▶ _Written request_: Spot each line in the records below where the word "this" occurs, then copy it.

* Begin Dataset content *

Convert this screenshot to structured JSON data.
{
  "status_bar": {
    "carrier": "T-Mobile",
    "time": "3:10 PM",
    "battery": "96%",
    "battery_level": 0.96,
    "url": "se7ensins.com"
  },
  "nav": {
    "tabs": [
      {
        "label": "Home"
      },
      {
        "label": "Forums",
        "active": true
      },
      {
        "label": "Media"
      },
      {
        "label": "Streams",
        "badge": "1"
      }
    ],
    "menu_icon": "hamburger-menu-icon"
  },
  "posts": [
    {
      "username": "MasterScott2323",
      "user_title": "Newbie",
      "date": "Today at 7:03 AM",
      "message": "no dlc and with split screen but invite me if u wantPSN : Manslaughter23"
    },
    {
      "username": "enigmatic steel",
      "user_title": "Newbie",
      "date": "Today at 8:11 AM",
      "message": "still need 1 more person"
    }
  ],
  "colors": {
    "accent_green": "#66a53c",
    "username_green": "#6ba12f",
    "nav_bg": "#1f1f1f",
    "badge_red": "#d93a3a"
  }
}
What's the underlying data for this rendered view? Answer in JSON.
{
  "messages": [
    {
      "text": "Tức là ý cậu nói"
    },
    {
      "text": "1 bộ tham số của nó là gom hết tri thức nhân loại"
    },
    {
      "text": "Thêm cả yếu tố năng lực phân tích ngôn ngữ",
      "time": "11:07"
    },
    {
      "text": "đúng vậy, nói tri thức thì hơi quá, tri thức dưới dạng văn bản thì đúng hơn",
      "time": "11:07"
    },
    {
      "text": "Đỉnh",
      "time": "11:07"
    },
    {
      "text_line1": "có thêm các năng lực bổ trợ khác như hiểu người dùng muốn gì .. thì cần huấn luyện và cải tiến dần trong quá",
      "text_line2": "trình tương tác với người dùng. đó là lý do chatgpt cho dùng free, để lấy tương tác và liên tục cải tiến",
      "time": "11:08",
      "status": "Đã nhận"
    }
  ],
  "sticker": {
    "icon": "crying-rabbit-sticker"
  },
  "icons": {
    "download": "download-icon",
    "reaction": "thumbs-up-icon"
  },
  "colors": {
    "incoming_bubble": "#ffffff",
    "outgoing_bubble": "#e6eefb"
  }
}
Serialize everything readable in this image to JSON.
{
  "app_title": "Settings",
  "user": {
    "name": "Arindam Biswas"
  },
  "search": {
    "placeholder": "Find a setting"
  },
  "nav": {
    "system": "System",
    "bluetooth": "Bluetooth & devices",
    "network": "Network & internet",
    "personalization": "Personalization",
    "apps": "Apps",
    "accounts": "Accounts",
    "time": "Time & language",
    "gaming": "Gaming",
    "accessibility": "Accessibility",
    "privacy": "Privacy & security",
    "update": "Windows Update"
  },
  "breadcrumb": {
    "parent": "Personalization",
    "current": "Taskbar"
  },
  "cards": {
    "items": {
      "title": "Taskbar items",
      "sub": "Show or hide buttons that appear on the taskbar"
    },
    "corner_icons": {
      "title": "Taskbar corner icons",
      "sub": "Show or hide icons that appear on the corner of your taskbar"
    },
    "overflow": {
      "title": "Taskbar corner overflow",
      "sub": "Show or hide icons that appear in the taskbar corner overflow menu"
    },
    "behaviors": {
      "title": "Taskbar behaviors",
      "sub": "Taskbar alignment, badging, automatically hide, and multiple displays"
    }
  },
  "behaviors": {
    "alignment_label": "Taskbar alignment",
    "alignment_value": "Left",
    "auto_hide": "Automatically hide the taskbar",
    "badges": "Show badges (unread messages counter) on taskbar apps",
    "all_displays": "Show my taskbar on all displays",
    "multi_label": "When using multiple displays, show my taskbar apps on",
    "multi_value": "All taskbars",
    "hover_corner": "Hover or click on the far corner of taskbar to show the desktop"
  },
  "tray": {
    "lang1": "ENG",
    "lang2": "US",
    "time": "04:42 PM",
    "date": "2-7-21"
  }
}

* End Dataset content *

▶ _Correct response_:
Convert this screenshot to structured JSON data.
What's the underlying data for this rendered view? Answer in JSON.
Serialize everything readable in this image to JSON.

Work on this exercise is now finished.